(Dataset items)
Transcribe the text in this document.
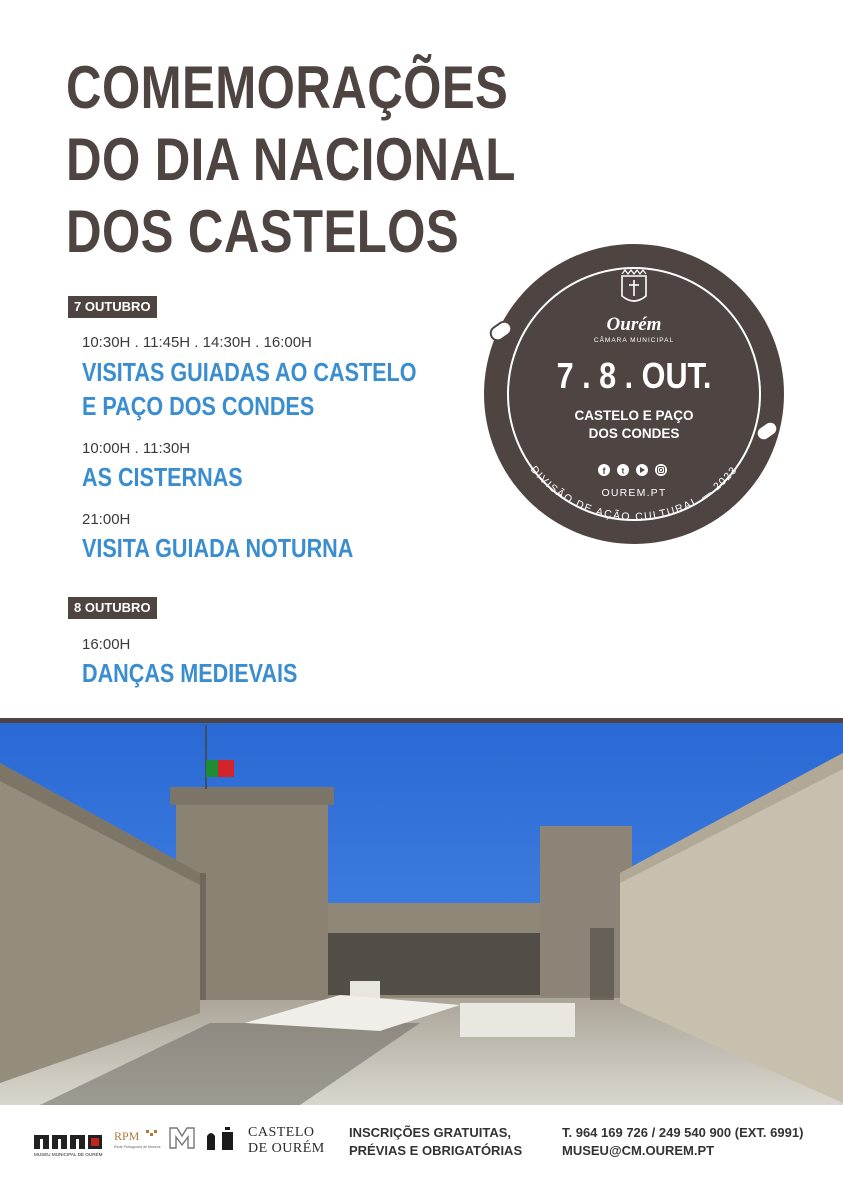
COMEMORAÇÕES
DO DIA NACIONAL
DOS CASTELOS
7 OUTUBRO
10:30H . 11:45H . 14:30H . 16:00H
VISITAS GUIADAS AO CASTELO
E PAÇO DOS CONDES
10:00H . 11:30H
AS CISTERNAS
21:00H
VISITA GUIADA NOTURNA
8 OUTUBRO
16:00H
DANÇAS MEDIEVAIS
Ourém
CÂMARA MUNICIPAL
7 . 8 . OUT.
CASTELO E PAÇO
DOS CONDES
f t
OUREM.PT
DIVISÃO DE AÇÃO CULTURAL — 2023
MUSEU MUNICIPAL DE OURÉM
RPM
Rede Portuguesa de Museus
CASTELO
DE OURÉM
INSCRIÇÕES GRATUITAS,
PRÉVIAS E OBRIGATÓRIAS
T. 964 169 726 / 249 540 900 (EXT. 6991)
MUSEU@CM.OUREM.PT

- **SET EXERCISE**: Using the data above, print every line exactly, omitting pictures.

- **RESULT**:
Transcribe the text in this document.
COMEMORAÇÕES
DO DIA NACIONAL
DOS CASTELOS
7 OUTUBRO
10:30H . 11:45H . 14:30H . 16:00H
VISITAS GUIADAS AO CASTELO
E PAÇO DOS CONDES
10:00H . 11:30H
AS CISTERNAS
21:00H
VISITA GUIADA NOTURNA
8 OUTUBRO
16:00H
DANÇAS MEDIEVAIS
Ourém
CÂMARA MUNICIPAL
7 . 8 . OUT.
CASTELO E PAÇO
DOS CONDES
f t
OUREM.PT
DIVISÃO DE AÇÃO CULTURAL — 2023
MUSEU MUNICIPAL DE OURÉM
RPM
Rede Portuguesa de Museus
CASTELO
DE OURÉM
INSCRIÇÕES GRATUITAS,
PRÉVIAS E OBRIGATÓRIAS
T. 964 169 726 / 249 540 900 (EXT. 6991)
MUSEU@CM.OUREM.PT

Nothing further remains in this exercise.